(Entries with figure data)
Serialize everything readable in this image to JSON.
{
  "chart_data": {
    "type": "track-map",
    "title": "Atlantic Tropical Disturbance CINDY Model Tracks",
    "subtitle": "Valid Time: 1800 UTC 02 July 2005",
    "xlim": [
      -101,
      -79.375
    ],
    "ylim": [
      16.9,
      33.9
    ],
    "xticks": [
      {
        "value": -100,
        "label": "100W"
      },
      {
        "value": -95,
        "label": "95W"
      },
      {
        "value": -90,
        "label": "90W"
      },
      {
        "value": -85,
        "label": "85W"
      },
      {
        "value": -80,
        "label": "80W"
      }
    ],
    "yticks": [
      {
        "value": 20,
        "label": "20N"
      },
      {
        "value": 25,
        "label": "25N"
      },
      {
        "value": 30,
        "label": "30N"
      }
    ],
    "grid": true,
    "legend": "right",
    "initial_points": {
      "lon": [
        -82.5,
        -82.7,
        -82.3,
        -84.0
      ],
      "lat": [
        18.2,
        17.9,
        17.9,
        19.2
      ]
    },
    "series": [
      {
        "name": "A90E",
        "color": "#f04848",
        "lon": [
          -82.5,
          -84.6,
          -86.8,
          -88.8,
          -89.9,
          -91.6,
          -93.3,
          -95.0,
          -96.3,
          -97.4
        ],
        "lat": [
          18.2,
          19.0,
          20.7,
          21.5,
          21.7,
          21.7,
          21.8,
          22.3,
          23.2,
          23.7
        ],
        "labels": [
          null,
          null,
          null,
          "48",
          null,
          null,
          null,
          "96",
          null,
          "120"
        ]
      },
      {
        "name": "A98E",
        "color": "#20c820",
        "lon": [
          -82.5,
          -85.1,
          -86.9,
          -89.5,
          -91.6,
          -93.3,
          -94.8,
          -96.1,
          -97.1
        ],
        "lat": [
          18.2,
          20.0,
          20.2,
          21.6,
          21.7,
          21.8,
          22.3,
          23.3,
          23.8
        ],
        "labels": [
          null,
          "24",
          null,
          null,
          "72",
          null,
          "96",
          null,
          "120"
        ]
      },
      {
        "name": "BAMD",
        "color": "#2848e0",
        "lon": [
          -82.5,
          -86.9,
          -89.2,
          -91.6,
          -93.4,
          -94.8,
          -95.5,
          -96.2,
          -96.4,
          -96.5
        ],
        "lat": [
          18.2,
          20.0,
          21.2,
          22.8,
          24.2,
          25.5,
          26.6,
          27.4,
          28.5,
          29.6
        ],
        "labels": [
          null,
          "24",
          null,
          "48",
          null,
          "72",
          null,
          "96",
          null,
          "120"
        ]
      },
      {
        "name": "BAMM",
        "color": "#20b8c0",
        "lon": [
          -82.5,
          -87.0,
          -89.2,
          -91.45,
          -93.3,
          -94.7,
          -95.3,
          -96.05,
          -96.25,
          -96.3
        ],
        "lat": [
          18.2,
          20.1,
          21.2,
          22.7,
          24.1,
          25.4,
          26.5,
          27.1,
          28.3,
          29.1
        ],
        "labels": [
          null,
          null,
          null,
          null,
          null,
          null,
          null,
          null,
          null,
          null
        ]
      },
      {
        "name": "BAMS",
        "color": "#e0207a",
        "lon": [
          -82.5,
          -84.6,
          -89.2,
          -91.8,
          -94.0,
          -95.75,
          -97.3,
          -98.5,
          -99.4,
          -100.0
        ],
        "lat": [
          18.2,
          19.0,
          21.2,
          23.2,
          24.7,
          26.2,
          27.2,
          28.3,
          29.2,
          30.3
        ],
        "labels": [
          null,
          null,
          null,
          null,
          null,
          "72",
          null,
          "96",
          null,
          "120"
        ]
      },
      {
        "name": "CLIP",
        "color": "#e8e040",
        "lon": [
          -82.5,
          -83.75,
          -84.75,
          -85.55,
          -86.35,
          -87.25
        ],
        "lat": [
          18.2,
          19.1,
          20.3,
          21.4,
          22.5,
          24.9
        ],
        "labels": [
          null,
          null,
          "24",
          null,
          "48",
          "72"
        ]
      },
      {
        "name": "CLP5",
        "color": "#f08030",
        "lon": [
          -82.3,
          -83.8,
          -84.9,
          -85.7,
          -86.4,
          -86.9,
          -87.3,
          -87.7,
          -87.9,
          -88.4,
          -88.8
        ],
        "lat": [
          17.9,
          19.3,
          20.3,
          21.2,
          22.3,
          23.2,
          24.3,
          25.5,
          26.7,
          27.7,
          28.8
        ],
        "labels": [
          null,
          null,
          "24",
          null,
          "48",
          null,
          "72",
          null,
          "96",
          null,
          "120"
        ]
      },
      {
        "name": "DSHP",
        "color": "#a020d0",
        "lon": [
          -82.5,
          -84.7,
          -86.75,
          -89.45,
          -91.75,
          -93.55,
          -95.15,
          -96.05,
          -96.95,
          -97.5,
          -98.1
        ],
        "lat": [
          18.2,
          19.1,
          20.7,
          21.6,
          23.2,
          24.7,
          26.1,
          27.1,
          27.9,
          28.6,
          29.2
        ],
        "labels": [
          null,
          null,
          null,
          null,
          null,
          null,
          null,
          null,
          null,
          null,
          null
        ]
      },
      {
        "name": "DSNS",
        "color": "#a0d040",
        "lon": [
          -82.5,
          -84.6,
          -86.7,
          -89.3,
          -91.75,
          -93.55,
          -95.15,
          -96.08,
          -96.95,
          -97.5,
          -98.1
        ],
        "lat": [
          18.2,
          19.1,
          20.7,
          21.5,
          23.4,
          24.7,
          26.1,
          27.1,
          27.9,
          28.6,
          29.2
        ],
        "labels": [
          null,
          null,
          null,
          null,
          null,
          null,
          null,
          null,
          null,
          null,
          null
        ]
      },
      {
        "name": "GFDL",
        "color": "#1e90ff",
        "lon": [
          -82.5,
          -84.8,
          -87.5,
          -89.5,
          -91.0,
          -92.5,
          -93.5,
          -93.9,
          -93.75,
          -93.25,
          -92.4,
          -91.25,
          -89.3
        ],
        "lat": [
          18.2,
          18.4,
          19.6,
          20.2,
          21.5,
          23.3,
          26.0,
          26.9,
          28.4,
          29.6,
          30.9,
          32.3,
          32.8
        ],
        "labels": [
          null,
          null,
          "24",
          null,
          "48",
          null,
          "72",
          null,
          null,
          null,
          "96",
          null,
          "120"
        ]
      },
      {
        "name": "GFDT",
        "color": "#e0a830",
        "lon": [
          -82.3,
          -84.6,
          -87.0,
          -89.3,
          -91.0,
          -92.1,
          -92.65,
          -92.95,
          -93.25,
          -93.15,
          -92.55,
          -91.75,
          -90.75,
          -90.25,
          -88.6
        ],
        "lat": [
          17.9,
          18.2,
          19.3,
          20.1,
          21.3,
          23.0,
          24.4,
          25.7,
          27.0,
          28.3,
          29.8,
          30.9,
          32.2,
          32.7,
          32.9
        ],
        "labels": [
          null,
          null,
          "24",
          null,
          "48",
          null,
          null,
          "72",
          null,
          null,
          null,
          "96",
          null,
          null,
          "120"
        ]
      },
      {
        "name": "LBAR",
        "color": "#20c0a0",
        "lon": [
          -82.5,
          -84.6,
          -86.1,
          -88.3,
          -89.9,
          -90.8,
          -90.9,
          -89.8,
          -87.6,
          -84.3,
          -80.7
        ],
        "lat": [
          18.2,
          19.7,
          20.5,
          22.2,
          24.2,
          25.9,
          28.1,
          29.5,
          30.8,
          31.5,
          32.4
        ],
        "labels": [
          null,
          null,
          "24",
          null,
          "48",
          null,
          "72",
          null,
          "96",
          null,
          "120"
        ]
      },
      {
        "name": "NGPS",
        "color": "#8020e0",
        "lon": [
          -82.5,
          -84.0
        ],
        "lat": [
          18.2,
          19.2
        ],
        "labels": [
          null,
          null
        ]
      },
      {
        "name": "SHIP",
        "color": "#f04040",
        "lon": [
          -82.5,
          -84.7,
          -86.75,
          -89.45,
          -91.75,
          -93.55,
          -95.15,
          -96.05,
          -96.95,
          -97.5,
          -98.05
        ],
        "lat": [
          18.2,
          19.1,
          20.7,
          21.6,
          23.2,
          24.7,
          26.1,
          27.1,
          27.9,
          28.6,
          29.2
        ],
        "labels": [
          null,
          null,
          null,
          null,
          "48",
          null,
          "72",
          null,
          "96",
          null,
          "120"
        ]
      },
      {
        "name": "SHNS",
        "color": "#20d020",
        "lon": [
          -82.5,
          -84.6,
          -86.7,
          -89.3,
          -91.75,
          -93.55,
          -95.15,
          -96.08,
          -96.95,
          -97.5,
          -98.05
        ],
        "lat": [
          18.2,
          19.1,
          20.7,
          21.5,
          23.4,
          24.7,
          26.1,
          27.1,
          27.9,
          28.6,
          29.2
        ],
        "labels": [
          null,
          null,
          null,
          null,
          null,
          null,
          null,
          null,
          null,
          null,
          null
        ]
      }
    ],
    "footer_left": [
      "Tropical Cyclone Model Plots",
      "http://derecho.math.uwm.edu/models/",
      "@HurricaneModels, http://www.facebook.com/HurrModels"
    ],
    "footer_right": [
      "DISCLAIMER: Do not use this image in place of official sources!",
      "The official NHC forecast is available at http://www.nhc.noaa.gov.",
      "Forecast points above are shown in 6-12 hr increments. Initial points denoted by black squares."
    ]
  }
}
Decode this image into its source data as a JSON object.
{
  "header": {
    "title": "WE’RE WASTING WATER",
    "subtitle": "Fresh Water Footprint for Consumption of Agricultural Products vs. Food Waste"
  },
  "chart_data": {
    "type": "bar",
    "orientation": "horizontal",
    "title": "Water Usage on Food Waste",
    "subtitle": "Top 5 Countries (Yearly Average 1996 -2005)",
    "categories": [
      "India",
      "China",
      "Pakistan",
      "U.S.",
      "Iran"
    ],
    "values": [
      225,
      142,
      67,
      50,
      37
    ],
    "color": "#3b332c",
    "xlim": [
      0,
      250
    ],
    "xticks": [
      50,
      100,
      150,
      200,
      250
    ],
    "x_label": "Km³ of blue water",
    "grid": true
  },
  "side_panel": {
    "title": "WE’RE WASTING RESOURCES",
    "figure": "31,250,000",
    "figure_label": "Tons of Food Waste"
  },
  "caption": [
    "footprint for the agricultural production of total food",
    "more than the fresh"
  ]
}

• **What the exercise asks**
Gather each line that holds "official".

• **Output below**
      "DISCLAIMER: Do not use this image in place of official sources!",
      "The official NHC forecast is available at http://www.nhc.noaa.gov.",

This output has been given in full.